### Given problem
Where a line holds the word "true", copy that line.

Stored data
________________________________________

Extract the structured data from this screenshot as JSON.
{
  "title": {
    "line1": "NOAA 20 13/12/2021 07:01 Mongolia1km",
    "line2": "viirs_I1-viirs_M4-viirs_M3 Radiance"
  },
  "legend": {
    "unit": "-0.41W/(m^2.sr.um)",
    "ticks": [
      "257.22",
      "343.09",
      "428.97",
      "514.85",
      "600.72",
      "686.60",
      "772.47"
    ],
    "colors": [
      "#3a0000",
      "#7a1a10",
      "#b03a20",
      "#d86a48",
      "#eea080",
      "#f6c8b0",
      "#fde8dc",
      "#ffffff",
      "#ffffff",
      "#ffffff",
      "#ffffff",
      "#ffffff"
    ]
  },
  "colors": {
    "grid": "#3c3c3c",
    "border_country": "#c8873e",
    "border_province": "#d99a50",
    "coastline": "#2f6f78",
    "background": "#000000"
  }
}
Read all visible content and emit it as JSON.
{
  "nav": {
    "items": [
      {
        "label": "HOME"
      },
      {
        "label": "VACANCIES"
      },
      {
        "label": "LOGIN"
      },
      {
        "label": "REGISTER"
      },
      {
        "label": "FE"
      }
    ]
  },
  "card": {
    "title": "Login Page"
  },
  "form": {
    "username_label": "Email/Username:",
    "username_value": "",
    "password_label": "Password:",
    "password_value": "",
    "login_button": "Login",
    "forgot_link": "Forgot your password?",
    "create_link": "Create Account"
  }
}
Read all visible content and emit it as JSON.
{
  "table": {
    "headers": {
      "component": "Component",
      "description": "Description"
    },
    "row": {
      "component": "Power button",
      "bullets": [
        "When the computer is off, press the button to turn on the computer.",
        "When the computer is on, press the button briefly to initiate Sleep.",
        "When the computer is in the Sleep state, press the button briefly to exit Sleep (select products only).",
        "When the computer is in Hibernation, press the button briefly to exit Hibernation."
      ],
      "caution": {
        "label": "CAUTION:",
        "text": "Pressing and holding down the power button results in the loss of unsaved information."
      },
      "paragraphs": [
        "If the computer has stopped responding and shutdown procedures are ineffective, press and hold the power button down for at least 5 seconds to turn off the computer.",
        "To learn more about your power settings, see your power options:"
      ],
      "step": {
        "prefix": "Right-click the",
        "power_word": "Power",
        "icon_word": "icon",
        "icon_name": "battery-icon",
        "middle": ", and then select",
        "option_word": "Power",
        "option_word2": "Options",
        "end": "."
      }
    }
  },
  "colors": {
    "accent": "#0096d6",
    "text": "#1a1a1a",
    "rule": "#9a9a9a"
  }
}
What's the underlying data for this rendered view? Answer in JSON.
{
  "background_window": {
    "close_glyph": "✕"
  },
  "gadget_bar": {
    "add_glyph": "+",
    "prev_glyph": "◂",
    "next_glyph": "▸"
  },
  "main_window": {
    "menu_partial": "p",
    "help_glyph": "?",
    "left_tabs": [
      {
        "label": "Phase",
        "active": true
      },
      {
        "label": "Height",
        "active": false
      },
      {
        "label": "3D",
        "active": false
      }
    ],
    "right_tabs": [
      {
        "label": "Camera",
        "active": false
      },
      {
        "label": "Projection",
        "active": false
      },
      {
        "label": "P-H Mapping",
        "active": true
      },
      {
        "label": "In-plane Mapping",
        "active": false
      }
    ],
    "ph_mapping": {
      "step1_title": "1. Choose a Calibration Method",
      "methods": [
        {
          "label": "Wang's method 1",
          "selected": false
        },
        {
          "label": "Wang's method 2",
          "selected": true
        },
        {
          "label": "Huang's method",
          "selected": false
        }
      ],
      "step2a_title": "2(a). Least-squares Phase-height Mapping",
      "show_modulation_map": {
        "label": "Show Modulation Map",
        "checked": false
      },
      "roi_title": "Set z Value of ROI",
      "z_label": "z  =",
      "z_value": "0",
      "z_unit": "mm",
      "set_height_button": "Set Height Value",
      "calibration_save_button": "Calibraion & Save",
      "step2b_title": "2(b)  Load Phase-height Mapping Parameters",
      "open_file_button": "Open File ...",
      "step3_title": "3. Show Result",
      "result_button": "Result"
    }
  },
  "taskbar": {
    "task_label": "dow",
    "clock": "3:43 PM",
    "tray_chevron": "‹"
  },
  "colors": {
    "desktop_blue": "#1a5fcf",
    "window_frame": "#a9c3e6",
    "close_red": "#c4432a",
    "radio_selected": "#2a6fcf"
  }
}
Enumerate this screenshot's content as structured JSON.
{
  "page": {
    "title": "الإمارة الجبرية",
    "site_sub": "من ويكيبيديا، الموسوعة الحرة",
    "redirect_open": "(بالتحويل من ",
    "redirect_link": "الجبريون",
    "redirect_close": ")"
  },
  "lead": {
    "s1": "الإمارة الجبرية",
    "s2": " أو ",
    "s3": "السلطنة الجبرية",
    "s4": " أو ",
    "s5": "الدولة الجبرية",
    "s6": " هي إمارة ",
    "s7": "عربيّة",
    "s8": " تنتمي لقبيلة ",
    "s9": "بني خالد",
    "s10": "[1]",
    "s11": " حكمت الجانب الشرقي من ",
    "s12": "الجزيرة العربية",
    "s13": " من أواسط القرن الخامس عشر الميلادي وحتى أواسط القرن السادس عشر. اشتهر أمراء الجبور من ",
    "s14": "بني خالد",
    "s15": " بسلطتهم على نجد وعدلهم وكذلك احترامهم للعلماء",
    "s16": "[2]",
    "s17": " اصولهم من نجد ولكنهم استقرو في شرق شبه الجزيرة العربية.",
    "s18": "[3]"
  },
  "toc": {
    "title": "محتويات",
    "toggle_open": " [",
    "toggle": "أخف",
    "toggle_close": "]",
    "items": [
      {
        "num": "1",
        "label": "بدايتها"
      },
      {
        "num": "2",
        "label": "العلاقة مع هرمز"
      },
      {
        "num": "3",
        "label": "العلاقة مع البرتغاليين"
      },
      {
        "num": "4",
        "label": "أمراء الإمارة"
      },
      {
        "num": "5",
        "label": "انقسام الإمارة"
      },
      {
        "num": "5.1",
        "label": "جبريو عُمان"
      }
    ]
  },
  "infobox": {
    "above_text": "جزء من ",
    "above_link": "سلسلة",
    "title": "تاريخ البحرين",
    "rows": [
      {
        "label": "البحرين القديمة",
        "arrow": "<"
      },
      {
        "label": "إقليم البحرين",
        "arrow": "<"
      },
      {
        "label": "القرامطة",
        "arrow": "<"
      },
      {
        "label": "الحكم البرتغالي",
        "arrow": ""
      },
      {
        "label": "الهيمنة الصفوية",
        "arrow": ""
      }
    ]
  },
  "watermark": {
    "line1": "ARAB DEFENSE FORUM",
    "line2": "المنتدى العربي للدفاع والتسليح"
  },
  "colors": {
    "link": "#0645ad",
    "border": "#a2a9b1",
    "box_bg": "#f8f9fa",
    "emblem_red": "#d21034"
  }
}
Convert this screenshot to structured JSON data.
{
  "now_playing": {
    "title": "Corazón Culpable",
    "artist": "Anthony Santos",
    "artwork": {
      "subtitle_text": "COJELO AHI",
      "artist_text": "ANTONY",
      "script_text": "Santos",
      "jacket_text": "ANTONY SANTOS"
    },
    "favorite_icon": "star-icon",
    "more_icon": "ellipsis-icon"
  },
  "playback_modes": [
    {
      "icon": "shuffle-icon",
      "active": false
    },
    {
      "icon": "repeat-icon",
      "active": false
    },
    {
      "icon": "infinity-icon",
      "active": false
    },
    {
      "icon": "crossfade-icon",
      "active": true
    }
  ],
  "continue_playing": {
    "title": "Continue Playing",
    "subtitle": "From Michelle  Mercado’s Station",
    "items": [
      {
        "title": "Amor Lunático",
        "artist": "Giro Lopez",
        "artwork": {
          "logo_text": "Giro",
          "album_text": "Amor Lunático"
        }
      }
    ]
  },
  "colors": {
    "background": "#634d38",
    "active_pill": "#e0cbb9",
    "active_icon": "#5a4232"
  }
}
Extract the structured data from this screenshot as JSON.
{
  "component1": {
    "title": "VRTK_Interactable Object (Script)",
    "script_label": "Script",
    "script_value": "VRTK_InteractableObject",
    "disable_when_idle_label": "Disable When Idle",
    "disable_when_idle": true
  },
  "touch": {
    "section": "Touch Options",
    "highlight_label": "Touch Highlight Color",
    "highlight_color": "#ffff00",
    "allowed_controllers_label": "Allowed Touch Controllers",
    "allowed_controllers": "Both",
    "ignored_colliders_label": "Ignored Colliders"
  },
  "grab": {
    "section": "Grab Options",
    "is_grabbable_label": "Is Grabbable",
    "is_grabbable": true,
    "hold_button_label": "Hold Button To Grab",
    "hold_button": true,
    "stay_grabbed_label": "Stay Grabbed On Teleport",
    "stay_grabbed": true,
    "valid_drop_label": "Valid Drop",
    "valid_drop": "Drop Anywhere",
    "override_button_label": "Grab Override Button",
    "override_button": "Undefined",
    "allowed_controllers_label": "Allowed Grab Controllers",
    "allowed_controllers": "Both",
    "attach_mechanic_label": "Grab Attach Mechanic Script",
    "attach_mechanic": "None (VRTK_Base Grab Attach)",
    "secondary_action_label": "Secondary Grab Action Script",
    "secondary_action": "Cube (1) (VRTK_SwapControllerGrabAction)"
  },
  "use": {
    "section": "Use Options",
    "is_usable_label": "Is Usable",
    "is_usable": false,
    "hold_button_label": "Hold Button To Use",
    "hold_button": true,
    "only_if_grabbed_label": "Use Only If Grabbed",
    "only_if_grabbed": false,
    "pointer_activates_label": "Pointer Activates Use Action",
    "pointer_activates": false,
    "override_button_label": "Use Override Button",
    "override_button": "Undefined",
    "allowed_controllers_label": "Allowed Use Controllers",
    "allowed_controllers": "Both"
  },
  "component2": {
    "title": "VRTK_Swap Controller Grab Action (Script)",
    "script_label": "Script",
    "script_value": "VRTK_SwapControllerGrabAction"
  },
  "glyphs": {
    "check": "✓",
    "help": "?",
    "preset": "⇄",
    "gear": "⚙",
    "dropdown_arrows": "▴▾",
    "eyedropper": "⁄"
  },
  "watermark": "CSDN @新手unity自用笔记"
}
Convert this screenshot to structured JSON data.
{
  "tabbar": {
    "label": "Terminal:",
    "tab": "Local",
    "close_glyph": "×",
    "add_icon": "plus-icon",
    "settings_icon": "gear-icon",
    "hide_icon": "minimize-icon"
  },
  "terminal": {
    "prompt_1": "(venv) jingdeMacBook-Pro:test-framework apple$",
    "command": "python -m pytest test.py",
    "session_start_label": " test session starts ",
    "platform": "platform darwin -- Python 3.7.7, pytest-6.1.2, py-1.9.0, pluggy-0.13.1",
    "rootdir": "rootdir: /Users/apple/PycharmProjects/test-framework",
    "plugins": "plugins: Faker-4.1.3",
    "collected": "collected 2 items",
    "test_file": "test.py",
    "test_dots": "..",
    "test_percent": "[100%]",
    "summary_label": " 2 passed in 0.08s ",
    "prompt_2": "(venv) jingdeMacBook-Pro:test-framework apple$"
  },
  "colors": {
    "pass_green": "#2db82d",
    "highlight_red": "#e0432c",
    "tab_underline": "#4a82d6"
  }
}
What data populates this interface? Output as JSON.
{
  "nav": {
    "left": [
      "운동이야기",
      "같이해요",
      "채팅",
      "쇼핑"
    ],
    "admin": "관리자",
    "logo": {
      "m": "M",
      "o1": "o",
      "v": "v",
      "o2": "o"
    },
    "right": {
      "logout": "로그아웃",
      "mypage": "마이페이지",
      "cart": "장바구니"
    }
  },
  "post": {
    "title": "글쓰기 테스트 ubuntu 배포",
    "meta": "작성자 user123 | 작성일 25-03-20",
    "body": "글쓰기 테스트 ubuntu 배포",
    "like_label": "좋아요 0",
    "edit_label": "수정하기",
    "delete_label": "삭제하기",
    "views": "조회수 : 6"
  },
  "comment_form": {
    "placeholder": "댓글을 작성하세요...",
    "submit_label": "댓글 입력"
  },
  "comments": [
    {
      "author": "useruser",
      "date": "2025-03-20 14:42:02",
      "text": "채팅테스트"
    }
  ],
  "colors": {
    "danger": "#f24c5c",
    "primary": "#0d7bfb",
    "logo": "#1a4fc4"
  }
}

________________________________________

### Answer to the problem
        "active": true
        "active": true
          "selected": true
      "active": true
    "disable_when_idle": true
    "is_grabbable": true,
    "hold_button": true,
    "stay_grabbed": true,
    "hold_button": true,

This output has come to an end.